Extracted data entries
##########

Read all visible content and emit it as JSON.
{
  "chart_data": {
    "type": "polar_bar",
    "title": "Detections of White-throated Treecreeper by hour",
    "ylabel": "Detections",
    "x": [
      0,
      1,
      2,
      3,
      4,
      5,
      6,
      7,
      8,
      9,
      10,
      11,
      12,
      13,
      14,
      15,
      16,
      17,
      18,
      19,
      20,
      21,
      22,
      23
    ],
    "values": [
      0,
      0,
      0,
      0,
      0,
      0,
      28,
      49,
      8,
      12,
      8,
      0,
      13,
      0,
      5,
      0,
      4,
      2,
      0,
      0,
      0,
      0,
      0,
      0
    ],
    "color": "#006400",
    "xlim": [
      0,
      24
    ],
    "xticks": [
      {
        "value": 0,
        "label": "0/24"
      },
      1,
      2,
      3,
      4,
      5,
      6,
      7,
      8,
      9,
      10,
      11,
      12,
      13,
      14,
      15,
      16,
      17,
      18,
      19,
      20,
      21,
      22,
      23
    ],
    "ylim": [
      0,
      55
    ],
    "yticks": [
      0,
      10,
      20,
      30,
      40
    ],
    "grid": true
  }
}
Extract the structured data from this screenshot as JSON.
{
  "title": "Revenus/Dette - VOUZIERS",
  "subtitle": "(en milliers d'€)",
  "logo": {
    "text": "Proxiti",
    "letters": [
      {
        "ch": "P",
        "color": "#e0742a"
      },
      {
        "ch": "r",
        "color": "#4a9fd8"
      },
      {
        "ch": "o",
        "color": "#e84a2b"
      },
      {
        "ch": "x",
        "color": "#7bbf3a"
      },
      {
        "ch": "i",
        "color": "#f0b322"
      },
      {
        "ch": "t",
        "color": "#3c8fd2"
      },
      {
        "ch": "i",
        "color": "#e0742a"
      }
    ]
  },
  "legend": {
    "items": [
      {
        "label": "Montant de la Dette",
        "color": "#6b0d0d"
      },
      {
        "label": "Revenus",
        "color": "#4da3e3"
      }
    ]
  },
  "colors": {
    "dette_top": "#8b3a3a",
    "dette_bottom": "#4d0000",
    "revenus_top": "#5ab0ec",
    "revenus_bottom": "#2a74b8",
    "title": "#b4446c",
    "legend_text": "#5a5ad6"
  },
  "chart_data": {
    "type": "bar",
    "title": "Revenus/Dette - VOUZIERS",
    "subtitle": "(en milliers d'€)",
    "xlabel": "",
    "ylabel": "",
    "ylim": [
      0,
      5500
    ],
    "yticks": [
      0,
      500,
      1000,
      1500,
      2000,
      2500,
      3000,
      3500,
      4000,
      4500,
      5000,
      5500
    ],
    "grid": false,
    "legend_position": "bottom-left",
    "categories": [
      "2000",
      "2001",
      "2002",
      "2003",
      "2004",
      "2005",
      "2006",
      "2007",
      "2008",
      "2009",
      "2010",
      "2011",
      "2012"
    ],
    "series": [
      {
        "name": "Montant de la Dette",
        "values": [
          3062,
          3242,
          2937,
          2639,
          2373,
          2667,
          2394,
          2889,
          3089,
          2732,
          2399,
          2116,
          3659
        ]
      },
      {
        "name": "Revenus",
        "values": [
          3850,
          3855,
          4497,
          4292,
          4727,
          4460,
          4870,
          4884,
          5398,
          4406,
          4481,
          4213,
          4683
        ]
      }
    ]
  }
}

##########

● **GIVEN TASK**
Only the number is needed here: how many lines of the records contain "JSON"?

● **WRITTEN RESPONSE**
2